# start of Given text

NVMe 1.4 Specification Published: Further Optimizing Performance and Reliability
by Billy Tallis on June 14, 2019 1:00 PM ESTNVM Sets and Endurance Groups
NVM Sets and Endurance Groups are two new high-level organizational constructs for managing pools of storage that are larger than an individual NVMe namespace. Since support for multiple namespaces is itself largely reserved for high-end enterprise SSDs, some of the features that depend on NVM Sets or Endurance Groups only make sense for multi-port drives, virtualized environments or NVMe over Fabrics arrays—situations where one NVMe controller is behaving like or providing access to multiple drives. However, some of these new features are still useful even on drives that only provide a single endurance group containing a single NVM set.
An Endurance Group is a collection of NVM Sets, which consist of namespaces and unallocated storage. Each endurance group is a separate pool of storage for wear leveling purposes. They have their own dedicated pool of spare blocks, and the drive reports separate wear statistics for each endurance group. On drives with more than one endurance group, it will be possible to completely wear out one endurance group and cause it to go read-only while other endurance groups remain usable.
Marvell's dual-chip NVMe controller architecture, a great candidate for multiple endurance groups
A drive can be designed to map specific NAND dies or channels to different NVM sets or endurance groups, essentially splitting it into multiple relatively independent drives. This can not only provide for separation of wearout, but also rigidly partitioning performance. Cloud hosting providers can put VMs from separate customers on different NVM sets or endurance groups to ensure that a busy workload from one customer doesn't hurt the latency experienced by another.
Predictable Latency Mode
The new Predictable Latency Mode feature allows the host to temporarily pause any background work the SSD controller is performing, ensuring that there is nothing to get in the way of immediately processing new IO commands arriving from the host system. This allows drives to offer their best-case and most consistent performance. SSDs cannot operate in this mode indefinitely, and will eventually need to leave deterministic mode to catch up on background work. The drive provides running estimates of how long it can remain in a deterministic window before it will have to switch itself back to non-deterministic performance, in terms of time and in terms of how many more 4kB random reads and optimal-sized writes it can handle deterministically.
Predictable Latency Mode will typically be used in environments where the host software can load-balance across multiple drives. High-priority IO can be directed to drives that are currently in a deterministic window, and drives that are in a non-deterministic window can either be left alone to catch up on background work, or used to handle low-priority IO. Each individual drive in the pool will alternate between deterministic and non-deterministic operation, and the timing of these windows will depend on the workload. If the load balancer is working well, it will stop issuing latency-sensitive IO to a drive and manually take it out of deterministic mode before the drive reaches its limit. Drives can be configured to provide a warning at a customizable threshold before the limits are reached, so host systems won't need to constantly check the status indicators to see whether the drive is close to leaving its deterministic window. Predictable Latency Mode is configured on a per-NVM Set basis, so drives that provide multiple sets can have some in each mode at any given time and perform load balancing between NVM Sets.

# end of Given text
# start of Excerpted records

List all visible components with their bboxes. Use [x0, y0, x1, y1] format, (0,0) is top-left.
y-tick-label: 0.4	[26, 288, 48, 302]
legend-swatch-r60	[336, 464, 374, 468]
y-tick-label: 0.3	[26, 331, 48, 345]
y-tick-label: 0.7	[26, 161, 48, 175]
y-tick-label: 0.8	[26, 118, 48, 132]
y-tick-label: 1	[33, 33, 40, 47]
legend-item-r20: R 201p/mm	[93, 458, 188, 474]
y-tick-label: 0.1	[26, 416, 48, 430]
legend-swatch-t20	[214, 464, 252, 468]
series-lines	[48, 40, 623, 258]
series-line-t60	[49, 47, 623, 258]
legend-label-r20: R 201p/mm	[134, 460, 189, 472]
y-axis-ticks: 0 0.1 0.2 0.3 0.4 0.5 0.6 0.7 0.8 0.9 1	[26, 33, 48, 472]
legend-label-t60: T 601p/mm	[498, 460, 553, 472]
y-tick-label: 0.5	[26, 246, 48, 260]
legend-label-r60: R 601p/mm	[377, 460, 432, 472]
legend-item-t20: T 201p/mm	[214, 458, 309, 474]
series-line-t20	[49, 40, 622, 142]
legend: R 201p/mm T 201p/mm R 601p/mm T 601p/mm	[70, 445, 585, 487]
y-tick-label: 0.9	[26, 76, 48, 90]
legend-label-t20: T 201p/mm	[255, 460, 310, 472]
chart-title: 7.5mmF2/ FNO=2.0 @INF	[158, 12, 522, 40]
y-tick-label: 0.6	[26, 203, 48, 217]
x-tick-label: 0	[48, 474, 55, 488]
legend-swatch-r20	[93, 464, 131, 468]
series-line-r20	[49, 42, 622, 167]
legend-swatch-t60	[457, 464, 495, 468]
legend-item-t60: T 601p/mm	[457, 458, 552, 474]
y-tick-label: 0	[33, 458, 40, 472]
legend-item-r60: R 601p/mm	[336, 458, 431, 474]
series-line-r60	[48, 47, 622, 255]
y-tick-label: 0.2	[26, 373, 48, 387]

# end of Excerpted records

### Set exercise 1
According to the NVMe 1.4 article, on what basis is Predictable Latency Mode configured?
### Set exercise 2
Reproduce a passage of the NVMe 1.4 article, beginning at the words "NVMe 1.4 Specification" and stopping after the words "single NVM set.".
The records have nothing to do with what comes next.

### Exercise solution 1
On a per-NVM Set basis.

### Exercise solution 2
NVMe 1.4 Specification Published: Further Optimizing Performance and Reliability
by Billy Tallis on June 14, 2019 1:00 PM ESTNVM Sets and Endurance Groups
NVM Sets and Endurance Groups are two new high-level organizational constructs for managing pools of storage that are larger than an individual NVMe namespace. Since support for multiple namespaces is itself largely reserved for high-end enterprise SSDs, some of the features that depend on NVM Sets or Endurance Groups only make sense for multi-port drives, virtualized environments or NVMe over Fabrics arrays—situations where one NVMe controller is behaving like or providing access to multiple drives. However, some of these new features are still useful even on drives that only provide a single endurance group containing a single NVM set.